REQUIRED TASKS:
a. Return the passage of the text on the site redesign starting with "Wayback timeline scrubber" and going on through "actually feel it.", reproduced word for word.
b. Resume the text on the site redesign, continuing from its final sentence.

READING TEXT:
** START **

What the redesign moves away from

The classic experience

  • A separate search box for each media type
  • Dense, table-driven layouts with little hierarchy
  • A cramped calendar for Wayback snapshots
  • No dark mode, no keyboard shortcuts
  • Hard to use on a phone — where ~1 in 3 visitors are

This concept

  • One universal search with quick media scopes
  • Calm editorial layout with real visual hierarchy
  • A visual snapshot timeline you can scrub and compare
  • Dark mode and a ⌘K command palette
  • Mobile-first and accessible from the ground up
The details

Ten changes, and why each one matters

01

Universal search

One field searches everything, with scope pills and instant suggestions — replacing the row of separate media-type search boxes.

02

Dark mode

A proper, persisted light/dark theme that also respects your system setting. The classic site has none.

03

Wayback timeline scrubber

A visual heatmap of every capture, a draggable scrubber, and side-by-side snapshot comparison — instead of a tiny calendar grid.

04

Live stat counters

The archive’s staggering scale — a trillion pages, tens of millions of books — animated so you actually feel it.

05

Command palette

Press ⌘K to search or jump anywhere in an instant — a power-user shortcut the original never had.

** END **

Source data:
** START **

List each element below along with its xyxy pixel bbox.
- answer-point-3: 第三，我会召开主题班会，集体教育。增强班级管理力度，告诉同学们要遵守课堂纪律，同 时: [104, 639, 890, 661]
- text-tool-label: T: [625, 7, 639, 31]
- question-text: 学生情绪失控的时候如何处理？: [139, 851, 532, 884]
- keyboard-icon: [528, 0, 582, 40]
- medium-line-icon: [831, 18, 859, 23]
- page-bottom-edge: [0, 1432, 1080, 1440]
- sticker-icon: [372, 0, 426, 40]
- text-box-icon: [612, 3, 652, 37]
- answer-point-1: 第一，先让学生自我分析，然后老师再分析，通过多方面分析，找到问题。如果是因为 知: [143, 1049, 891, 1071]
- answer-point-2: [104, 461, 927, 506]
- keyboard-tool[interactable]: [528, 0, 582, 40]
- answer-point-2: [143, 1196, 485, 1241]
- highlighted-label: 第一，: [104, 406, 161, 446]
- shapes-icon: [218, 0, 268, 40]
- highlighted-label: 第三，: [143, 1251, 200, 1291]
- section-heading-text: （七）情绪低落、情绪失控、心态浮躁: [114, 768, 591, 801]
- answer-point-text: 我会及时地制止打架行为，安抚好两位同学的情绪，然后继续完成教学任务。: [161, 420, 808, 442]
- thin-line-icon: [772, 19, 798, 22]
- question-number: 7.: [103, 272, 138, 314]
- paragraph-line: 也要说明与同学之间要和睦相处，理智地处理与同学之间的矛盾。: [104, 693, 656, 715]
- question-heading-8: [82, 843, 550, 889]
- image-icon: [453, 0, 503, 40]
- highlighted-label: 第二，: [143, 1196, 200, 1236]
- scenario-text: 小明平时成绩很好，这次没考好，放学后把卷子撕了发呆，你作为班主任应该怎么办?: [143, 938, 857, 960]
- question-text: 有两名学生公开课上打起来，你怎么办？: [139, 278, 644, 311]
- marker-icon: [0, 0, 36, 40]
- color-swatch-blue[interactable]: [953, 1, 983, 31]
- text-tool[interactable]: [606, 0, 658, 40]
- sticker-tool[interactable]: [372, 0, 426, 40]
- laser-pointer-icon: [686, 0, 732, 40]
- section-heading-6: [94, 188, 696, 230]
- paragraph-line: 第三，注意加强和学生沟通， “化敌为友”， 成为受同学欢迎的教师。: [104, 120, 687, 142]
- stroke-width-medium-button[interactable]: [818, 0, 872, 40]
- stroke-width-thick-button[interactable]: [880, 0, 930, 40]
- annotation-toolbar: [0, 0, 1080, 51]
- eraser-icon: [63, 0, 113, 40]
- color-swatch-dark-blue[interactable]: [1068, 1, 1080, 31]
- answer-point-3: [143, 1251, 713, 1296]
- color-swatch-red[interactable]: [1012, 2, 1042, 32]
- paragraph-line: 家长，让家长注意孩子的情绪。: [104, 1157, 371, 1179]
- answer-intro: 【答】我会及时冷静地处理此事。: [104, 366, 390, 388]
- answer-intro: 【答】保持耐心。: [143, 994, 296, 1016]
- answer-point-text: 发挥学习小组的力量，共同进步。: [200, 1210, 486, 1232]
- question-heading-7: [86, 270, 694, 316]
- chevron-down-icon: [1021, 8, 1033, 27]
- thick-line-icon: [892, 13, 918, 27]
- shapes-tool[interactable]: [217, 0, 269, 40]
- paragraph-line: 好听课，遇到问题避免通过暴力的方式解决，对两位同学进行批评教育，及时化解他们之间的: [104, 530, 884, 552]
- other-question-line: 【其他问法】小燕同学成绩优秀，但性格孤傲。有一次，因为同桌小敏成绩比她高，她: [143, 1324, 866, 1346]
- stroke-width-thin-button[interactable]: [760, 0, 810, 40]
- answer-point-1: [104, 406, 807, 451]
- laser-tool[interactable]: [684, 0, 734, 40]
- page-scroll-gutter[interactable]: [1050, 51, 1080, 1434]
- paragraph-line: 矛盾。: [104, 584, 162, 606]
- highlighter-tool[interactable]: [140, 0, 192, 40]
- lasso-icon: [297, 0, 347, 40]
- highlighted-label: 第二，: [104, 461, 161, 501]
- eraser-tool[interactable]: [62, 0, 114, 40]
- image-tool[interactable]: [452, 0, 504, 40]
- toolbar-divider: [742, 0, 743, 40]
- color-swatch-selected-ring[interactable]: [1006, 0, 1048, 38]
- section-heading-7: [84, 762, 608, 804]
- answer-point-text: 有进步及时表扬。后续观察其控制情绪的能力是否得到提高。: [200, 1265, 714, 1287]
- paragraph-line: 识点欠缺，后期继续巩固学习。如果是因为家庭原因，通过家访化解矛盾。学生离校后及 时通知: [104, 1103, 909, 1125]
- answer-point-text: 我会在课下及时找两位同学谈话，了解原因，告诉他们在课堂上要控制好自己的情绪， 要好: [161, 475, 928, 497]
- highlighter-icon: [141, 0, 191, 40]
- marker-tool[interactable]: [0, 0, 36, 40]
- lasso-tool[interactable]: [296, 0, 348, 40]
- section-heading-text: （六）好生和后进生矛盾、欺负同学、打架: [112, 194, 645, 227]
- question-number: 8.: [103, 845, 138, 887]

** END **

ANSWERS IN ORDER:
a.
Wayback timeline scrubber

A visual heatmap of every capture, a draggable scrubber, and side-by-side snapshot comparison — instead of a tiny calendar grid.

04

Live stat counters

The archive’s staggering scale — a trillion pages, tens of millions of books — animated so you actually feel it.

b.
06

Faceted browse

Sticky filters, removable chips, sort controls, and a grid-or-list toggle make large result sets calm to navigate.

07

Rich item pages

An inline reader or player, clean metadata, downloads and related items — replacing the dense classic detail page.

08

Editorial curation

A featured collection and curated rows turn the archive into somewhere you browse for pleasure, not just search.

09

Mobile-first

Every layout is built to work on a phone first — because roughly a third of real visitors are on small screens.

10

Accessible by default

Semantic markup, keyboard navigation, visible focus rings, strong contrast and reduced-motion support throughout.

Built as a static, dependency-free demo.

No frameworks, no trackers, no external requests — just hand-written HTML, CSS and a little JavaScript. Everything you see runs on illustrative sample data.